Written problem
Copy all lines of the listing that include the string "this".

--

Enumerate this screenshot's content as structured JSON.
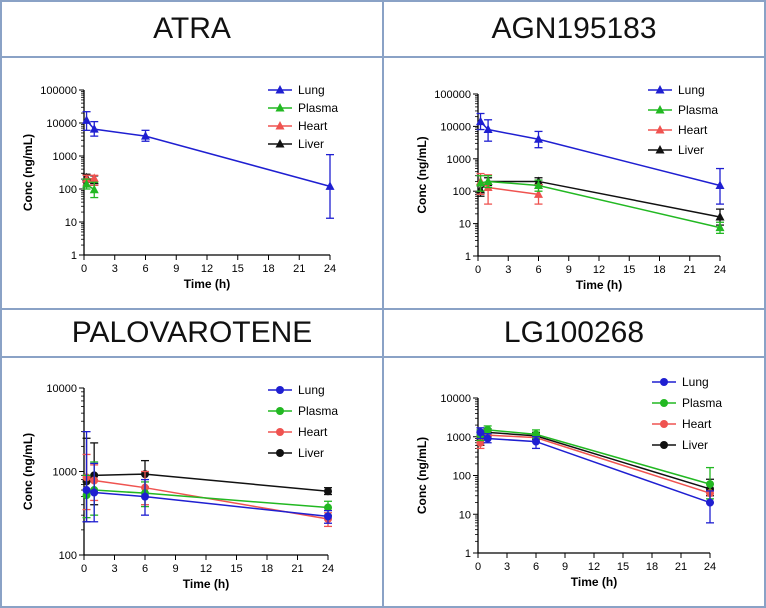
{
  "chart_data": [
    {
      "type": "line",
      "title": "ATRA",
      "xlabel": "Time (h)",
      "ylabel": "Conc (ng/mL)",
      "yscale": "log",
      "ylim": [
        1,
        100000
      ],
      "yticks": [
        1,
        10,
        100,
        1000,
        10000,
        100000
      ],
      "ytick_labels": [
        "1",
        "10",
        "100",
        "1000",
        "10000",
        "100000"
      ],
      "xlim": [
        0,
        24
      ],
      "xticks": [
        0,
        3,
        6,
        9,
        12,
        15,
        18,
        21,
        24
      ],
      "marker": "triangle",
      "legend_position": "top-right",
      "series": [
        {
          "name": "Lung",
          "color": "#1f1fd1",
          "points": [
            {
              "x": 0.25,
              "y": 12000,
              "lo": 6000,
              "hi": 22000
            },
            {
              "x": 1,
              "y": 6500,
              "lo": 4000,
              "hi": 11000
            },
            {
              "x": 6,
              "y": 4000,
              "lo": 2800,
              "hi": 6000
            },
            {
              "x": 24,
              "y": 120,
              "lo": 13,
              "hi": 1100
            }
          ]
        },
        {
          "name": "Plasma",
          "color": "#22b822",
          "points": [
            {
              "x": 0.25,
              "y": 140,
              "lo": 100,
              "hi": 200
            },
            {
              "x": 1,
              "y": 95,
              "lo": 55,
              "hi": 160
            }
          ]
        },
        {
          "name": "Heart",
          "color": "#ef5350",
          "points": [
            {
              "x": 0.25,
              "y": 200,
              "lo": 130,
              "hi": 260
            },
            {
              "x": 1,
              "y": 210,
              "lo": 130,
              "hi": 260
            }
          ]
        },
        {
          "name": "Liver",
          "color": "#111111",
          "points": [
            {
              "x": 0.25,
              "y": 220,
              "lo": 160,
              "hi": 280
            },
            {
              "x": 1,
              "y": 180,
              "lo": 130,
              "hi": 250
            }
          ]
        }
      ]
    },
    {
      "type": "line",
      "title": "AGN195183",
      "xlabel": "Time (h)",
      "ylabel": "Conc (ng/mL)",
      "yscale": "log",
      "ylim": [
        1,
        100000
      ],
      "yticks": [
        1,
        10,
        100,
        1000,
        10000,
        100000
      ],
      "ytick_labels": [
        "1",
        "10",
        "100",
        "1000",
        "10000",
        "100000"
      ],
      "xlim": [
        0,
        24
      ],
      "xticks": [
        0,
        3,
        6,
        9,
        12,
        15,
        18,
        21,
        24
      ],
      "marker": "triangle",
      "legend_position": "top-right",
      "series": [
        {
          "name": "Lung",
          "color": "#1f1fd1",
          "points": [
            {
              "x": 0.25,
              "y": 14000,
              "lo": 8000,
              "hi": 25000
            },
            {
              "x": 1,
              "y": 8000,
              "lo": 3500,
              "hi": 16000
            },
            {
              "x": 6,
              "y": 4000,
              "lo": 2200,
              "hi": 7000
            },
            {
              "x": 24,
              "y": 150,
              "lo": 40,
              "hi": 500
            }
          ]
        },
        {
          "name": "Plasma",
          "color": "#22b822",
          "points": [
            {
              "x": 0.25,
              "y": 180,
              "lo": 100,
              "hi": 300
            },
            {
              "x": 1,
              "y": 200,
              "lo": 130,
              "hi": 300
            },
            {
              "x": 6,
              "y": 150,
              "lo": 100,
              "hi": 220
            },
            {
              "x": 24,
              "y": 7.5,
              "lo": 5,
              "hi": 11
            }
          ]
        },
        {
          "name": "Heart",
          "color": "#ef5350",
          "points": [
            {
              "x": 0.25,
              "y": 200,
              "lo": 80,
              "hi": 350
            },
            {
              "x": 1,
              "y": 130,
              "lo": 40,
              "hi": 320
            },
            {
              "x": 6,
              "y": 80,
              "lo": 40,
              "hi": 160
            }
          ]
        },
        {
          "name": "Liver",
          "color": "#111111",
          "points": [
            {
              "x": 0.25,
              "y": 110,
              "lo": 70,
              "hi": 160
            },
            {
              "x": 1,
              "y": 200,
              "lo": 150,
              "hi": 260
            },
            {
              "x": 6,
              "y": 200,
              "lo": 150,
              "hi": 260
            },
            {
              "x": 24,
              "y": 16,
              "lo": 9,
              "hi": 28
            }
          ]
        }
      ]
    },
    {
      "type": "line",
      "title": "PALOVAROTENE",
      "xlabel": "Time (h)",
      "ylabel": "Conc (ng/mL)",
      "yscale": "log",
      "ylim": [
        100,
        10000
      ],
      "yticks": [
        100,
        1000,
        10000
      ],
      "ytick_labels": [
        "100",
        "1000",
        "10000"
      ],
      "xlim": [
        0,
        24
      ],
      "xticks": [
        0,
        3,
        6,
        9,
        12,
        15,
        18,
        21,
        24
      ],
      "marker": "circle",
      "legend_position": "top-right",
      "series": [
        {
          "name": "Lung",
          "color": "#1f1fd1",
          "points": [
            {
              "x": 0.25,
              "y": 600,
              "lo": 250,
              "hi": 3000
            },
            {
              "x": 1,
              "y": 560,
              "lo": 250,
              "hi": 1250
            },
            {
              "x": 6,
              "y": 500,
              "lo": 300,
              "hi": 800
            },
            {
              "x": 24,
              "y": 290,
              "lo": 240,
              "hi": 340
            }
          ]
        },
        {
          "name": "Plasma",
          "color": "#22b822",
          "points": [
            {
              "x": 0.25,
              "y": 520,
              "lo": 280,
              "hi": 900
            },
            {
              "x": 1,
              "y": 600,
              "lo": 300,
              "hi": 1300
            },
            {
              "x": 6,
              "y": 550,
              "lo": 380,
              "hi": 750
            },
            {
              "x": 24,
              "y": 370,
              "lo": 300,
              "hi": 440
            }
          ]
        },
        {
          "name": "Heart",
          "color": "#ef5350",
          "points": [
            {
              "x": 0.25,
              "y": 850,
              "lo": 350,
              "hi": 1600
            },
            {
              "x": 1,
              "y": 780,
              "lo": 450,
              "hi": 1200
            },
            {
              "x": 6,
              "y": 640,
              "lo": 400,
              "hi": 1000
            },
            {
              "x": 24,
              "y": 270,
              "lo": 220,
              "hi": 320
            }
          ]
        },
        {
          "name": "Liver",
          "color": "#111111",
          "points": [
            {
              "x": 0.25,
              "y": 760,
              "lo": 250,
              "hi": 2500
            },
            {
              "x": 1,
              "y": 900,
              "lo": 400,
              "hi": 2200
            },
            {
              "x": 6,
              "y": 930,
              "lo": 650,
              "hi": 1350
            },
            {
              "x": 24,
              "y": 580,
              "lo": 530,
              "hi": 640
            }
          ]
        }
      ]
    },
    {
      "type": "line",
      "title": "LG100268",
      "xlabel": "Time (h)",
      "ylabel": "Conc (ng/mL)",
      "yscale": "log",
      "ylim": [
        1,
        10000
      ],
      "yticks": [
        1,
        10,
        100,
        1000,
        10000
      ],
      "ytick_labels": [
        "1",
        "10",
        "100",
        "1000",
        "10000"
      ],
      "xlim": [
        0,
        24
      ],
      "xticks": [
        0,
        3,
        6,
        9,
        12,
        15,
        18,
        21,
        24
      ],
      "marker": "circle",
      "legend_position": "top-right",
      "series": [
        {
          "name": "Lung",
          "color": "#1f1fd1",
          "points": [
            {
              "x": 0.25,
              "y": 1300,
              "lo": 900,
              "hi": 1700
            },
            {
              "x": 1,
              "y": 900,
              "lo": 700,
              "hi": 1200
            },
            {
              "x": 6,
              "y": 750,
              "lo": 500,
              "hi": 1000
            },
            {
              "x": 24,
              "y": 20,
              "lo": 6,
              "hi": 40
            }
          ]
        },
        {
          "name": "Plasma",
          "color": "#22b822",
          "points": [
            {
              "x": 0.25,
              "y": 1100,
              "lo": 800,
              "hi": 1500
            },
            {
              "x": 1,
              "y": 1500,
              "lo": 1200,
              "hi": 1900
            },
            {
              "x": 6,
              "y": 1150,
              "lo": 900,
              "hi": 1500
            },
            {
              "x": 24,
              "y": 60,
              "lo": 25,
              "hi": 160
            }
          ]
        },
        {
          "name": "Heart",
          "color": "#ef5350",
          "points": [
            {
              "x": 0.25,
              "y": 700,
              "lo": 500,
              "hi": 1000
            },
            {
              "x": 1,
              "y": 1100,
              "lo": 900,
              "hi": 1400
            },
            {
              "x": 6,
              "y": 950,
              "lo": 750,
              "hi": 1200
            },
            {
              "x": 24,
              "y": 35,
              "lo": 20,
              "hi": 60
            }
          ]
        },
        {
          "name": "Liver",
          "color": "#111111",
          "points": [
            {
              "x": 0.25,
              "y": 900,
              "lo": 600,
              "hi": 1300
            },
            {
              "x": 1,
              "y": 1300,
              "lo": 1000,
              "hi": 1600
            },
            {
              "x": 6,
              "y": 1050,
              "lo": 850,
              "hi": 1300
            },
            {
              "x": 24,
              "y": 45,
              "lo": 30,
              "hi": 80
            }
          ]
        }
      ]
    }
  ]
}
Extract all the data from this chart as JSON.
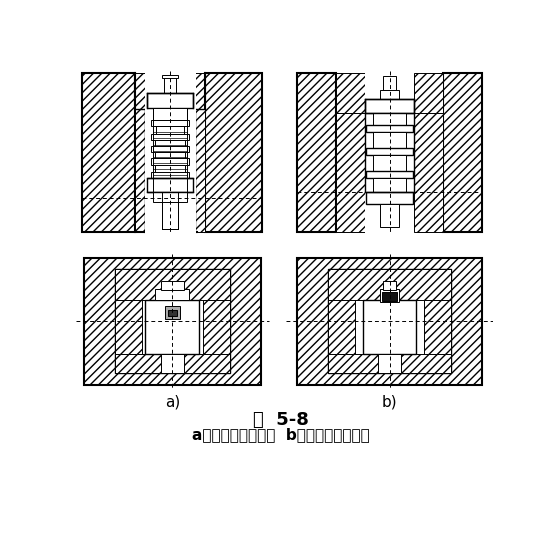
{
  "title": "图  5-8",
  "caption": "a）暗槽，不易加工  b）明槽，加工简便",
  "label_a": "a)",
  "label_b": "b)",
  "bg_color": "#ffffff",
  "lc": "#000000",
  "title_fontsize": 13,
  "caption_fontsize": 11,
  "label_fontsize": 11
}
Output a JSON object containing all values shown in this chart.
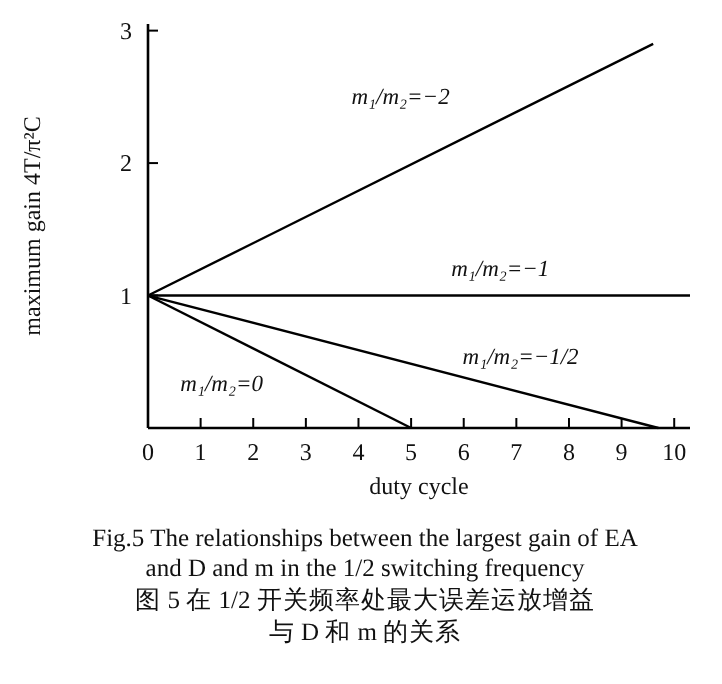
{
  "chart_data": {
    "type": "line",
    "xlabel": "duty cycle",
    "ylabel": "maximum gain 4T/π²C",
    "xlim": [
      0,
      10.3
    ],
    "ylim": [
      0,
      3.05
    ],
    "xticks": [
      0,
      1,
      2,
      3,
      4,
      5,
      6,
      7,
      8,
      9,
      10
    ],
    "yticks": [
      1,
      2,
      3
    ],
    "grid": false,
    "marker": "none",
    "line_style": "solid",
    "series": [
      {
        "name": "m₁/m₂=−2",
        "color": "#000000",
        "x": [
          0,
          9.6
        ],
        "values": [
          1,
          2.9
        ]
      },
      {
        "name": "m₁/m₂=−1",
        "color": "#000000",
        "x": [
          0,
          10.3
        ],
        "values": [
          1,
          1
        ]
      },
      {
        "name": "m₁/m₂=−1/2",
        "color": "#000000",
        "x": [
          0,
          9.7
        ],
        "values": [
          1,
          0
        ]
      },
      {
        "name": "m₁/m₂=0",
        "color": "#000000",
        "x": [
          0,
          5
        ],
        "values": [
          1,
          0
        ]
      }
    ],
    "annotations": [
      "Fig.5 The relationships between the largest gain of EA\nand D and m in the 1/2 switching frequency",
      "图 5 在 1/2 开关频率处最大误差运放增益",
      "与 D 和 m 的关系"
    ]
  }
}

--

Task output
Enumerate this screenshot's content as structured JSON.
Extract all the data from this chart as JSON.
Output a JSON object containing all values shown in this chart.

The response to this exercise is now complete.